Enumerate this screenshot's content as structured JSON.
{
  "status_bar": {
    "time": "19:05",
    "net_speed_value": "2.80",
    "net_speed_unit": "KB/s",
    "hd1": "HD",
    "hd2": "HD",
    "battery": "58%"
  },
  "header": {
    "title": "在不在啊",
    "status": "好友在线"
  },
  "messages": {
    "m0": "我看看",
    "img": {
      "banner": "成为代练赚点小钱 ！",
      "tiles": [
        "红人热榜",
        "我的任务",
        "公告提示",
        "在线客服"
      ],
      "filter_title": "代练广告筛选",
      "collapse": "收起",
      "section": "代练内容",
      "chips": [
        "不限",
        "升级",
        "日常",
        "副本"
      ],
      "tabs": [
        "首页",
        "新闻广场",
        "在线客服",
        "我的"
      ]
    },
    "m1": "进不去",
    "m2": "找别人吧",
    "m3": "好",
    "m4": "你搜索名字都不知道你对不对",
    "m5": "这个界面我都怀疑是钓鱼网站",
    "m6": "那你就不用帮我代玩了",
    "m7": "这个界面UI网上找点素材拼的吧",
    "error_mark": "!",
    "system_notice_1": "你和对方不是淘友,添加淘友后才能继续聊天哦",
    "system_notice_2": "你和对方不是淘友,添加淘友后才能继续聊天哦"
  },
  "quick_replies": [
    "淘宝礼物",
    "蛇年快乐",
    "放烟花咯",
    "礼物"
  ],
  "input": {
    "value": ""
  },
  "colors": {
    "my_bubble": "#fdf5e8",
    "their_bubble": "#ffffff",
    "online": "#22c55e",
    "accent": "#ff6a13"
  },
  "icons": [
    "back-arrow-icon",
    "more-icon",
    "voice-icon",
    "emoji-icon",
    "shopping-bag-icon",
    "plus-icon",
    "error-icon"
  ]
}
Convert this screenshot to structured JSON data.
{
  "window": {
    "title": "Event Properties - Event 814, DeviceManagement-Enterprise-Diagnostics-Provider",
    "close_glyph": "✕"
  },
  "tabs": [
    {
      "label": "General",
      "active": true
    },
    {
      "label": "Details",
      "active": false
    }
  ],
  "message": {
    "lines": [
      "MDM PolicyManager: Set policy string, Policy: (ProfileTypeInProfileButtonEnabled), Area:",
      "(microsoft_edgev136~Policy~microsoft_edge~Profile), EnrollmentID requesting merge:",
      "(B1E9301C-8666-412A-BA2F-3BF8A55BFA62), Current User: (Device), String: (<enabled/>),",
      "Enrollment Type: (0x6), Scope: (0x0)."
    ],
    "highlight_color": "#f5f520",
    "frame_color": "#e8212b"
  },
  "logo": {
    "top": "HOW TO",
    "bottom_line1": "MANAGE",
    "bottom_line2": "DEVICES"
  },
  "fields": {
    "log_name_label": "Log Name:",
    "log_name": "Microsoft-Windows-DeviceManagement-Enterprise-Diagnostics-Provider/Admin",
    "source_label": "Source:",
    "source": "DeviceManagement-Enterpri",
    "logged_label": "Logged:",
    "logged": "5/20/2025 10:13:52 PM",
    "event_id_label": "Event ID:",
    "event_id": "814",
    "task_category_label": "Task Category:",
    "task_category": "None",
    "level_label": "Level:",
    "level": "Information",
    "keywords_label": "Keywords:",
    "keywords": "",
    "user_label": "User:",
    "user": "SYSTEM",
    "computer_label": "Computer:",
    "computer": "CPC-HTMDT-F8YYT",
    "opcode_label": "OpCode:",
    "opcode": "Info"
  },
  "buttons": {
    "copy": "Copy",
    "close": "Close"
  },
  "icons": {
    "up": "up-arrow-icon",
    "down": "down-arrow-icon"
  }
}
-------------------------
▸ Challenge:
Set every line of the listing down word for word.

▸ Complete output:
Enumerate this screenshot's content as structured JSON.
{
  "status_bar": {
    "time": "19:05",
    "net_speed_value": "2.80",
    "net_speed_unit": "KB/s",
    "hd1": "HD",
    "hd2": "HD",
    "battery": "58%"
  },
  "header": {
    "title": "在不在啊",
    "status": "好友在线"
  },
  "messages": {
    "m0": "我看看",
    "img": {
      "banner": "成为代练赚点小钱 ！",
      "tiles": [
        "红人热榜",
        "我的任务",
        "公告提示",
        "在线客服"
      ],
      "filter_title": "代练广告筛选",
      "collapse": "收起",
      "section": "代练内容",
      "chips": [
        "不限",
        "升级",
        "日常",
        "副本"
      ],
      "tabs": [
        "首页",
        "新闻广场",
        "在线客服",
        "我的"
      ]
    },
    "m1": "进不去",
    "m2": "找别人吧",
    "m3": "好",
    "m4": "你搜索名字都不知道你对不对",
    "m5": "这个界面我都怀疑是钓鱼网站",
    "m6": "那你就不用帮我代玩了",
    "m7": "这个界面UI网上找点素材拼的吧",
    "error_mark": "!",
    "system_notice_1": "你和对方不是淘友,添加淘友后才能继续聊天哦",
    "system_notice_2": "你和对方不是淘友,添加淘友后才能继续聊天哦"
  },
  "quick_replies": [
    "淘宝礼物",
    "蛇年快乐",
    "放烟花咯",
    "礼物"
  ],
  "input": {
    "value": ""
  },
  "colors": {
    "my_bubble": "#fdf5e8",
    "their_bubble": "#ffffff",
    "online": "#22c55e",
    "accent": "#ff6a13"
  },
  "icons": [
    "back-arrow-icon",
    "more-icon",
    "voice-icon",
    "emoji-icon",
    "shopping-bag-icon",
    "plus-icon",
    "error-icon"
  ]
}
Convert this screenshot to structured JSON data.
{
  "window": {
    "title": "Event Properties - Event 814, DeviceManagement-Enterprise-Diagnostics-Provider",
    "close_glyph": "✕"
  },
  "tabs": [
    {
      "label": "General",
      "active": true
    },
    {
      "label": "Details",
      "active": false
    }
  ],
  "message": {
    "lines": [
      "MDM PolicyManager: Set policy string, Policy: (ProfileTypeInProfileButtonEnabled), Area:",
      "(microsoft_edgev136~Policy~microsoft_edge~Profile), EnrollmentID requesting merge:",
      "(B1E9301C-8666-412A-BA2F-3BF8A55BFA62), Current User: (Device), String: (<enabled/>),",
      "Enrollment Type: (0x6), Scope: (0x0)."
    ],
    "highlight_color": "#f5f520",
    "frame_color": "#e8212b"
  },
  "logo": {
    "top": "HOW TO",
    "bottom_line1": "MANAGE",
    "bottom_line2": "DEVICES"
  },
  "fields": {
    "log_name_label": "Log Name:",
    "log_name": "Microsoft-Windows-DeviceManagement-Enterprise-Diagnostics-Provider/Admin",
    "source_label": "Source:",
    "source": "DeviceManagement-Enterpri",
    "logged_label": "Logged:",
    "logged": "5/20/2025 10:13:52 PM",
    "event_id_label": "Event ID:",
    "event_id": "814",
    "task_category_label": "Task Category:",
    "task_category": "None",
    "level_label": "Level:",
    "level": "Information",
    "keywords_label": "Keywords:",
    "keywords": "",
    "user_label": "User:",
    "user": "SYSTEM",
    "computer_label": "Computer:",
    "computer": "CPC-HTMDT-F8YYT",
    "opcode_label": "OpCode:",
    "opcode": "Info"
  },
  "buttons": {
    "copy": "Copy",
    "close": "Close"
  },
  "icons": {
    "up": "up-arrow-icon",
    "down": "down-arrow-icon"
  }
}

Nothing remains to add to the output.